Stated problem => Return all the entries exactly, keeping pictures out.

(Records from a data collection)
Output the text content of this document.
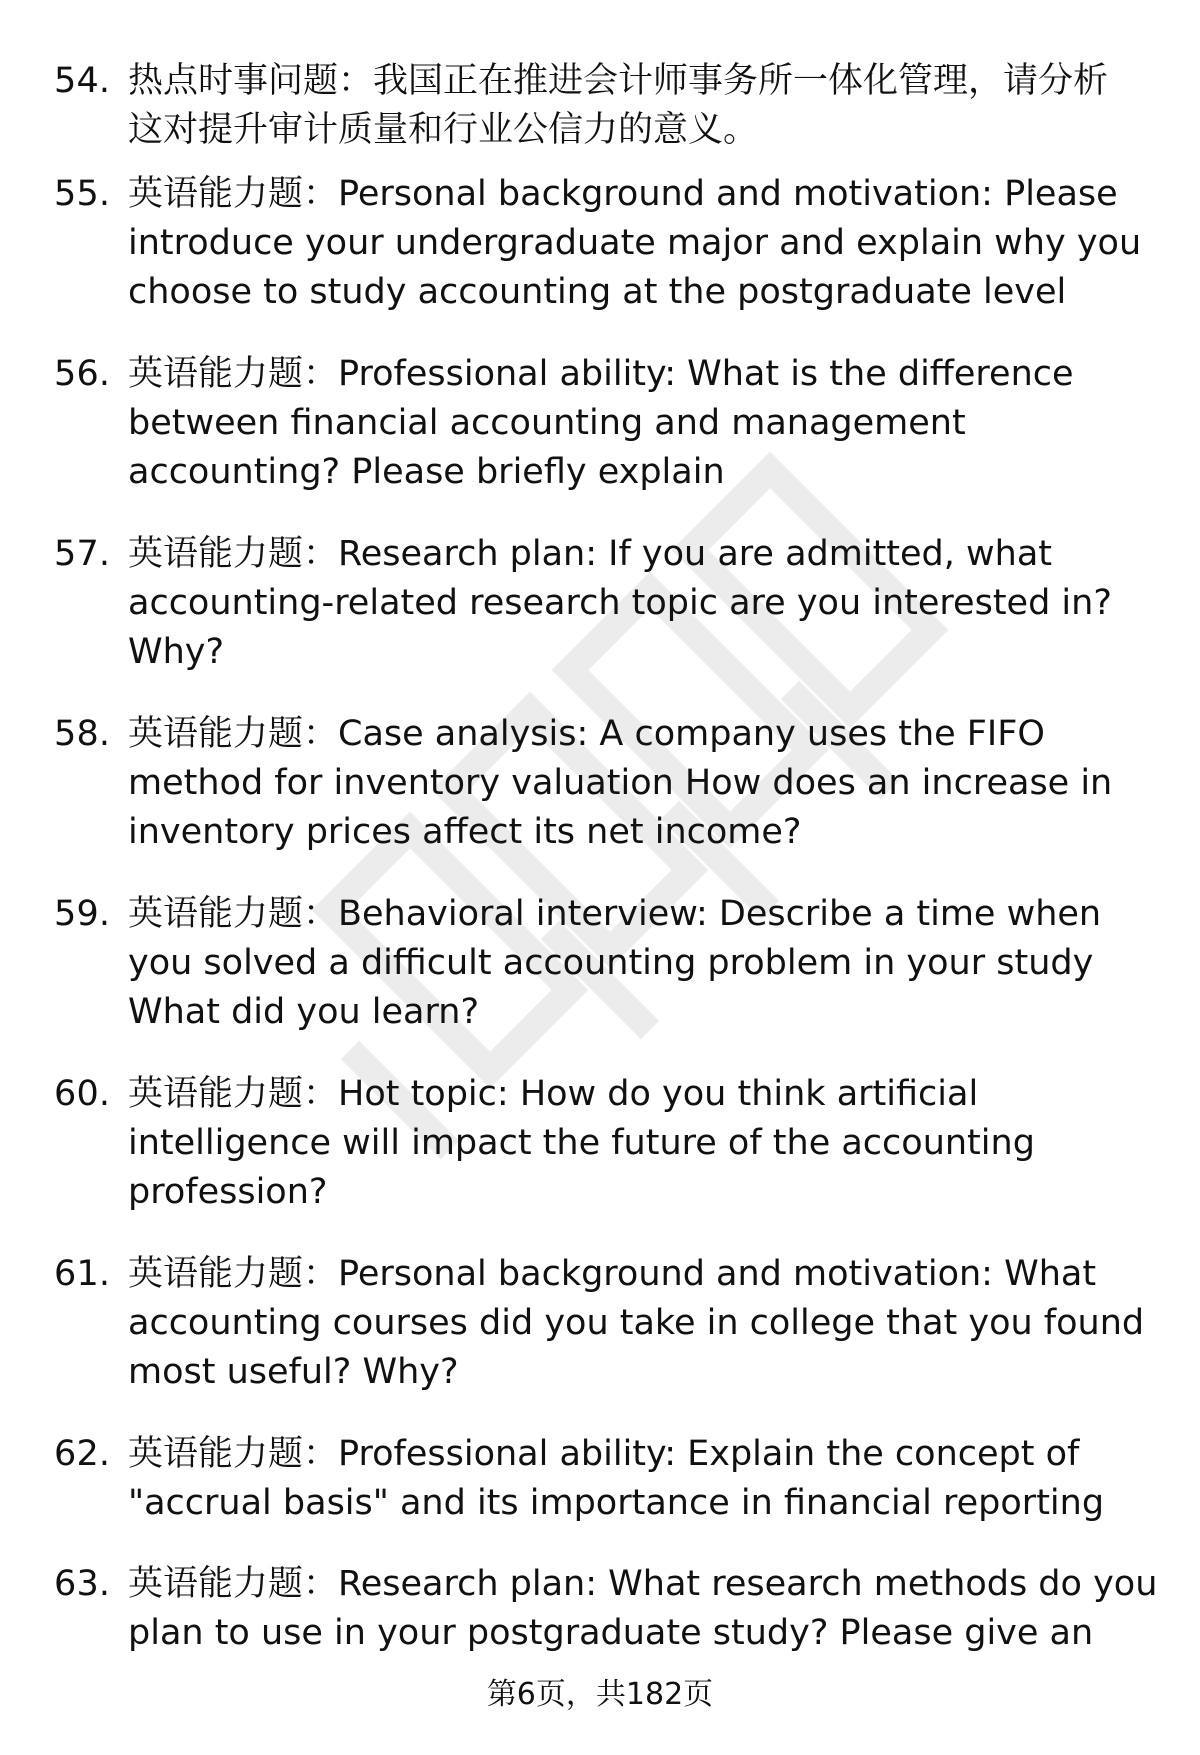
54. 热点时事问题：我国正在推进会计师事务所一体化管理，请分析
这对提升审计质量和行业公信力的意义。
55. 英语能力题：Personal background and motivation: Please
introduce your undergraduate major and explain why you
choose to study accounting at the postgraduate level
56. 英语能力题：Professional ability: What is the difference
between financial accounting and management
accounting? Please briefly explain
57. 英语能力题：Research plan: If you are admitted, what
accounting-related research topic are you interested in?
Why?
58. 英语能力题：Case analysis: A company uses the FIFO
method for inventory valuation How does an increase in
inventory prices affect its net income?
59. 英语能力题：Behavioral interview: Describe a time when
you solved a difficult accounting problem in your study
What did you learn?
60. 英语能力题：Hot topic: How do you think artificial
intelligence will impact the future of the accounting
profession?
61. 英语能力题：Personal background and motivation: What
accounting courses did you take in college that you found
most useful? Why?
62. 英语能力题：Professional ability: Explain the concept of
"accrual basis" and its importance in financial reporting
63. 英语能力题：Research plan: What research methods do you
plan to use in your postgraduate study? Please give an
第6页，共182页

Full answer =>
Output the text content of this document.
54. 热点时事问题：我国正在推进会计师事务所一体化管理，请分析
这对提升审计质量和行业公信力的意义。
55. 英语能力题：Personal background and motivation: Please
introduce your undergraduate major and explain why you
choose to study accounting at the postgraduate level
56. 英语能力题：Professional ability: What is the difference
between financial accounting and management
accounting? Please briefly explain
57. 英语能力题：Research plan: If you are admitted, what
accounting-related research topic are you interested in?
Why?
58. 英语能力题：Case analysis: A company uses the FIFO
method for inventory valuation How does an increase in
inventory prices affect its net income?
59. 英语能力题：Behavioral interview: Describe a time when
you solved a difficult accounting problem in your study
What did you learn?
60. 英语能力题：Hot topic: How do you think artificial
intelligence will impact the future of the accounting
profession?
61. 英语能力题：Personal background and motivation: What
accounting courses did you take in college that you found
most useful? Why?
62. 英语能力题：Professional ability: Explain the concept of
"accrual basis" and its importance in financial reporting
63. 英语能力题：Research plan: What research methods do you
plan to use in your postgraduate study? Please give an
第6页，共182页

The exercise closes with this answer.